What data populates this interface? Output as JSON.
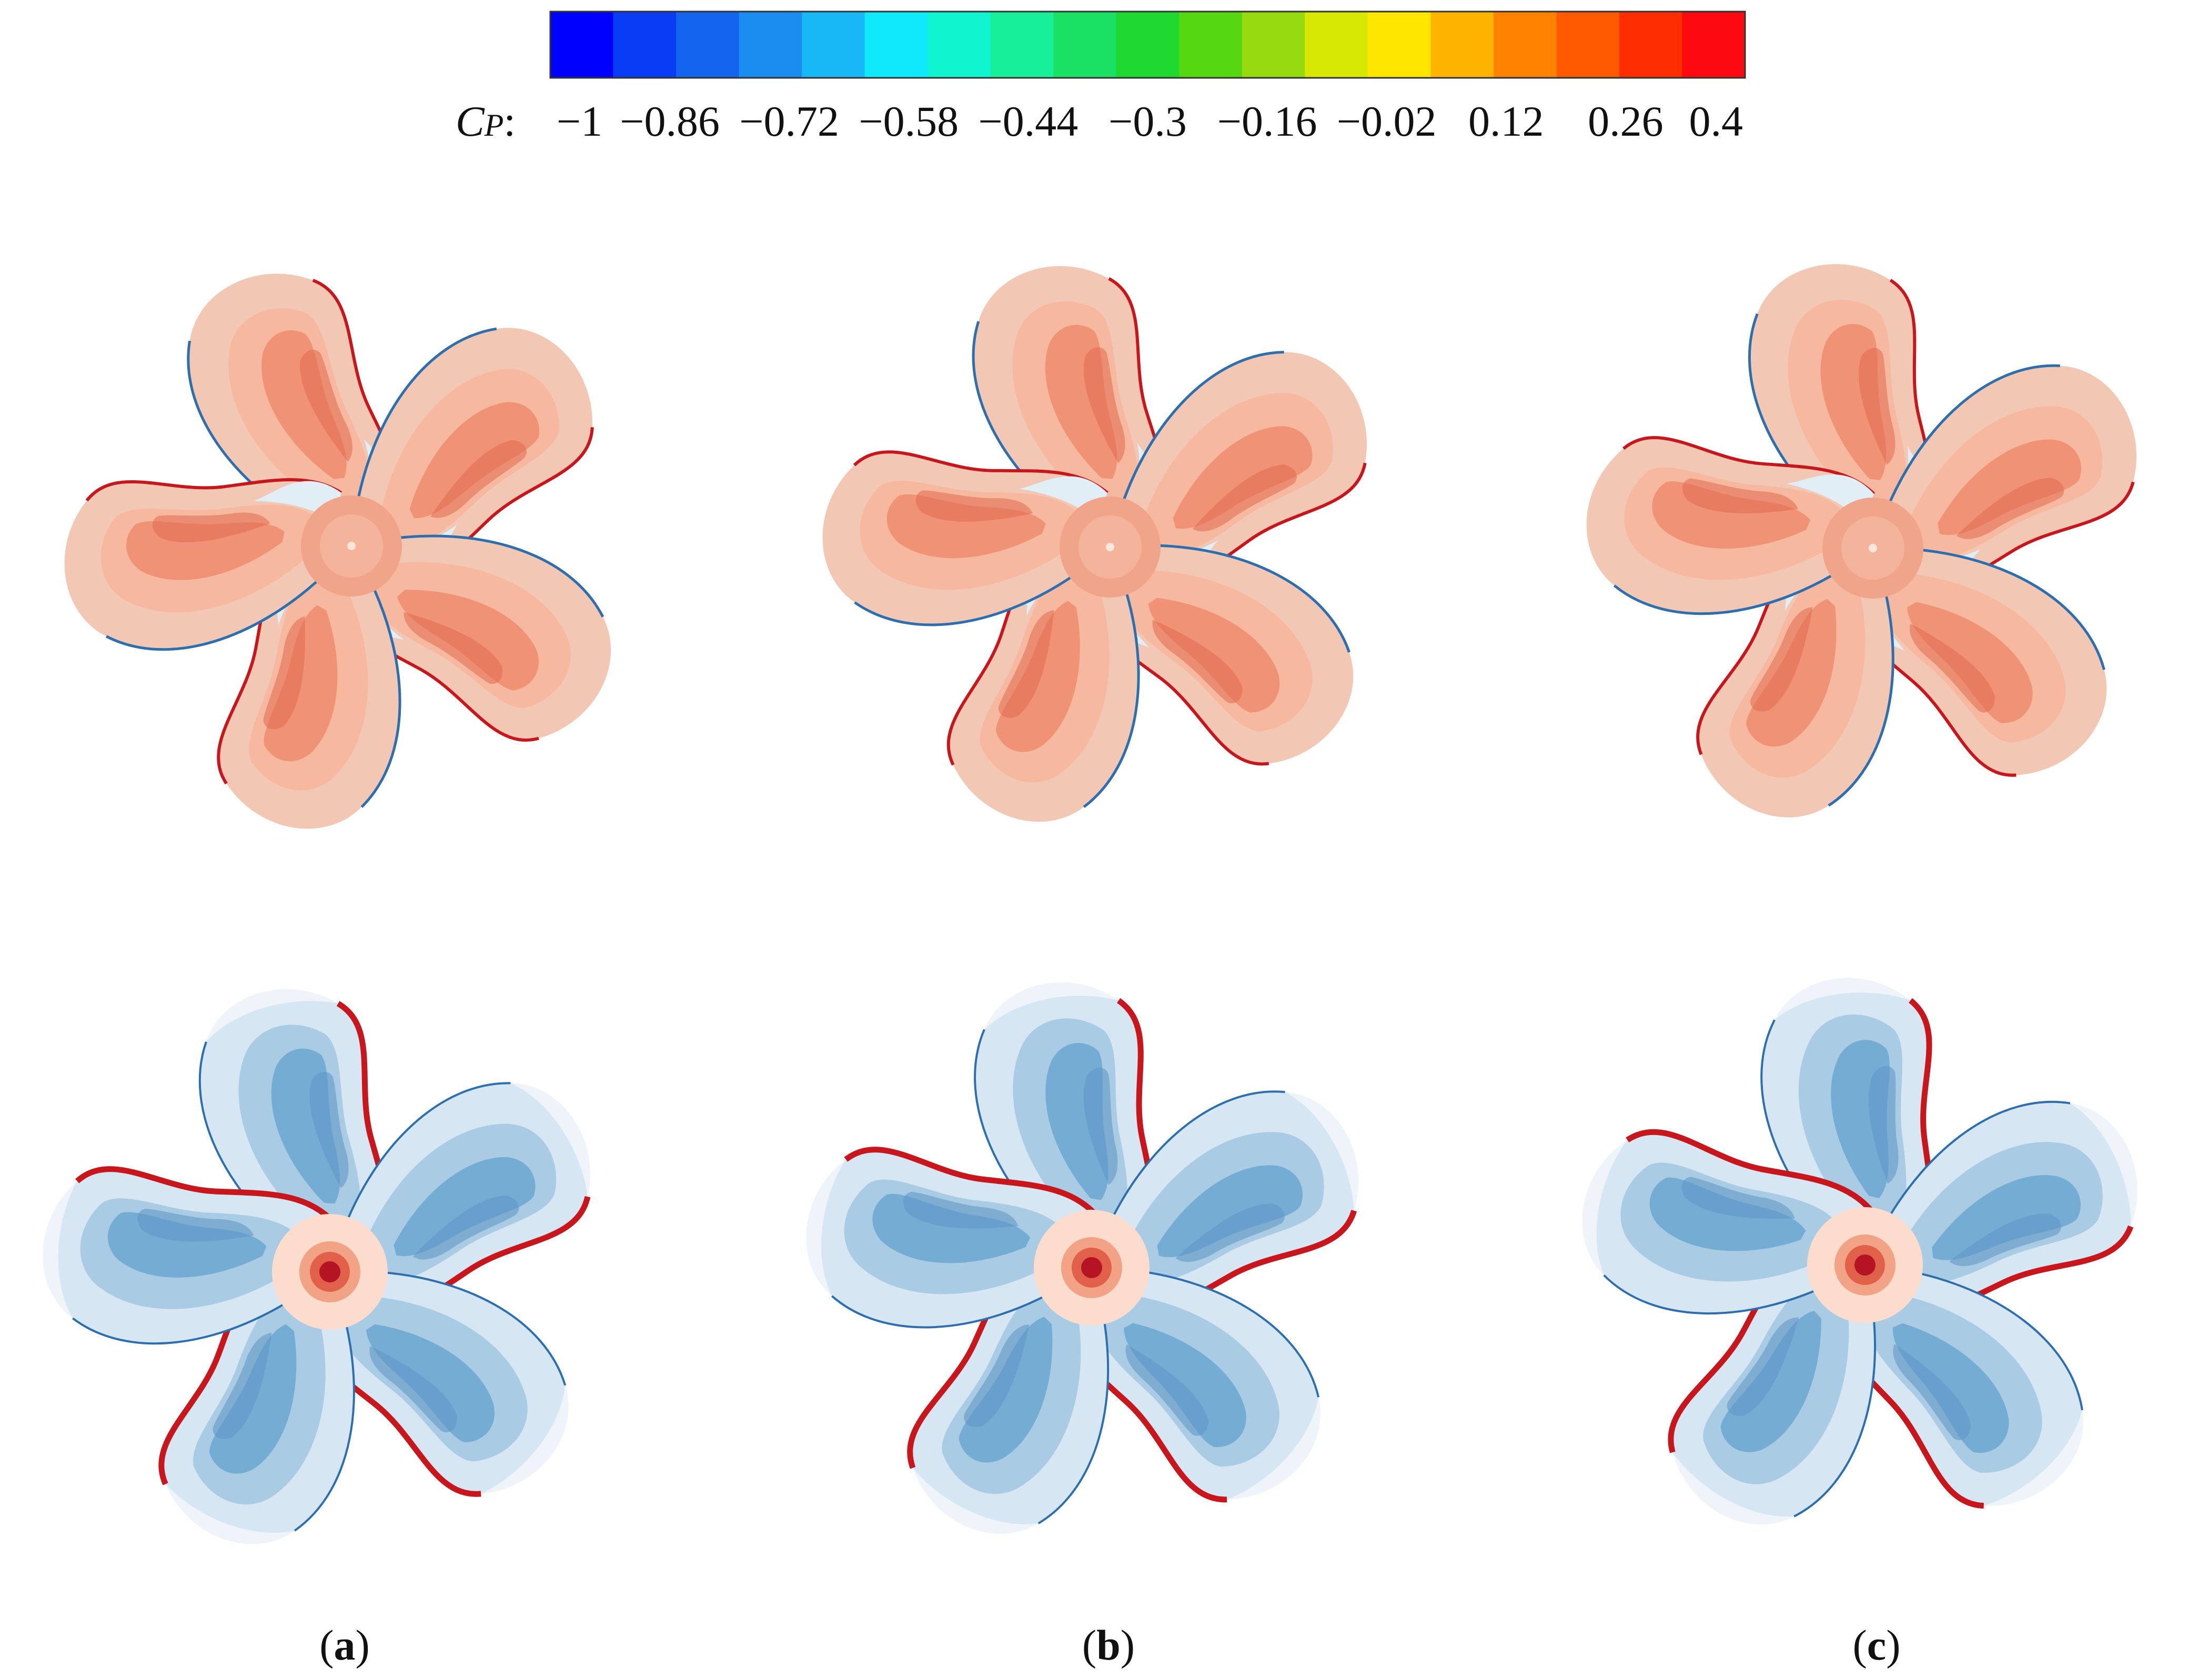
{
  "colorbar": {
    "label_main": "C",
    "label_sub": "P",
    "label_colon": ":",
    "colors": [
      "#0000ff",
      "#0a3cf5",
      "#1464ee",
      "#1b8cf0",
      "#17b8f5",
      "#10e8fb",
      "#10f5cf",
      "#18ef9a",
      "#1ae064",
      "#1ed830",
      "#55d812",
      "#96da10",
      "#d8e805",
      "#ffe600",
      "#ffb400",
      "#ff8200",
      "#ff5a00",
      "#ff2e00",
      "#fc0a10"
    ],
    "ticks": [
      "−1",
      "−0.86",
      "−0.72",
      "−0.58",
      "−0.44",
      "−0.3",
      "−0.16",
      "−0.02",
      "0.12",
      "0.26",
      "0.4"
    ],
    "tick_values": [
      -1,
      -0.86,
      -0.72,
      -0.58,
      -0.44,
      -0.3,
      -0.16,
      -0.02,
      0.12,
      0.26,
      0.4
    ],
    "range": [
      -1,
      0.4
    ]
  },
  "panels": [
    {
      "open": "(",
      "letter": "a",
      "close": ")"
    },
    {
      "open": "(",
      "letter": "b",
      "close": ")"
    },
    {
      "open": "(",
      "letter": "c",
      "close": ")"
    }
  ],
  "rows": [
    "pressure-side",
    "suction-side"
  ],
  "palette": {
    "pressure": [
      "#f2c7b4",
      "#f6b9a0",
      "#ee8e70",
      "#f9d9cb",
      "#e2eef6",
      "#bdd6ea"
    ],
    "suction": [
      "#d6e6f2",
      "#a9cbe3",
      "#6fa8d1",
      "#eef4f9",
      "#fbe3da",
      "#c8161d"
    ],
    "edge_red": "#c8161d",
    "edge_blue": "#2d6fae"
  }
}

------------------------------------------------------------

» **Work to complete**:
Without the pictures, write out the whole listing above exactly as it appears.

» **Solution to this task**:
What data populates this interface? Output as JSON.
{
  "colorbar": {
    "label_main": "C",
    "label_sub": "P",
    "label_colon": ":",
    "colors": [
      "#0000ff",
      "#0a3cf5",
      "#1464ee",
      "#1b8cf0",
      "#17b8f5",
      "#10e8fb",
      "#10f5cf",
      "#18ef9a",
      "#1ae064",
      "#1ed830",
      "#55d812",
      "#96da10",
      "#d8e805",
      "#ffe600",
      "#ffb400",
      "#ff8200",
      "#ff5a00",
      "#ff2e00",
      "#fc0a10"
    ],
    "ticks": [
      "−1",
      "−0.86",
      "−0.72",
      "−0.58",
      "−0.44",
      "−0.3",
      "−0.16",
      "−0.02",
      "0.12",
      "0.26",
      "0.4"
    ],
    "tick_values": [
      -1,
      -0.86,
      -0.72,
      -0.58,
      -0.44,
      -0.3,
      -0.16,
      -0.02,
      0.12,
      0.26,
      0.4
    ],
    "range": [
      -1,
      0.4
    ]
  },
  "panels": [
    {
      "open": "(",
      "letter": "a",
      "close": ")"
    },
    {
      "open": "(",
      "letter": "b",
      "close": ")"
    },
    {
      "open": "(",
      "letter": "c",
      "close": ")"
    }
  ],
  "rows": [
    "pressure-side",
    "suction-side"
  ],
  "palette": {
    "pressure": [
      "#f2c7b4",
      "#f6b9a0",
      "#ee8e70",
      "#f9d9cb",
      "#e2eef6",
      "#bdd6ea"
    ],
    "suction": [
      "#d6e6f2",
      "#a9cbe3",
      "#6fa8d1",
      "#eef4f9",
      "#fbe3da",
      "#c8161d"
    ],
    "edge_red": "#c8161d",
    "edge_blue": "#2d6fae"
  }
}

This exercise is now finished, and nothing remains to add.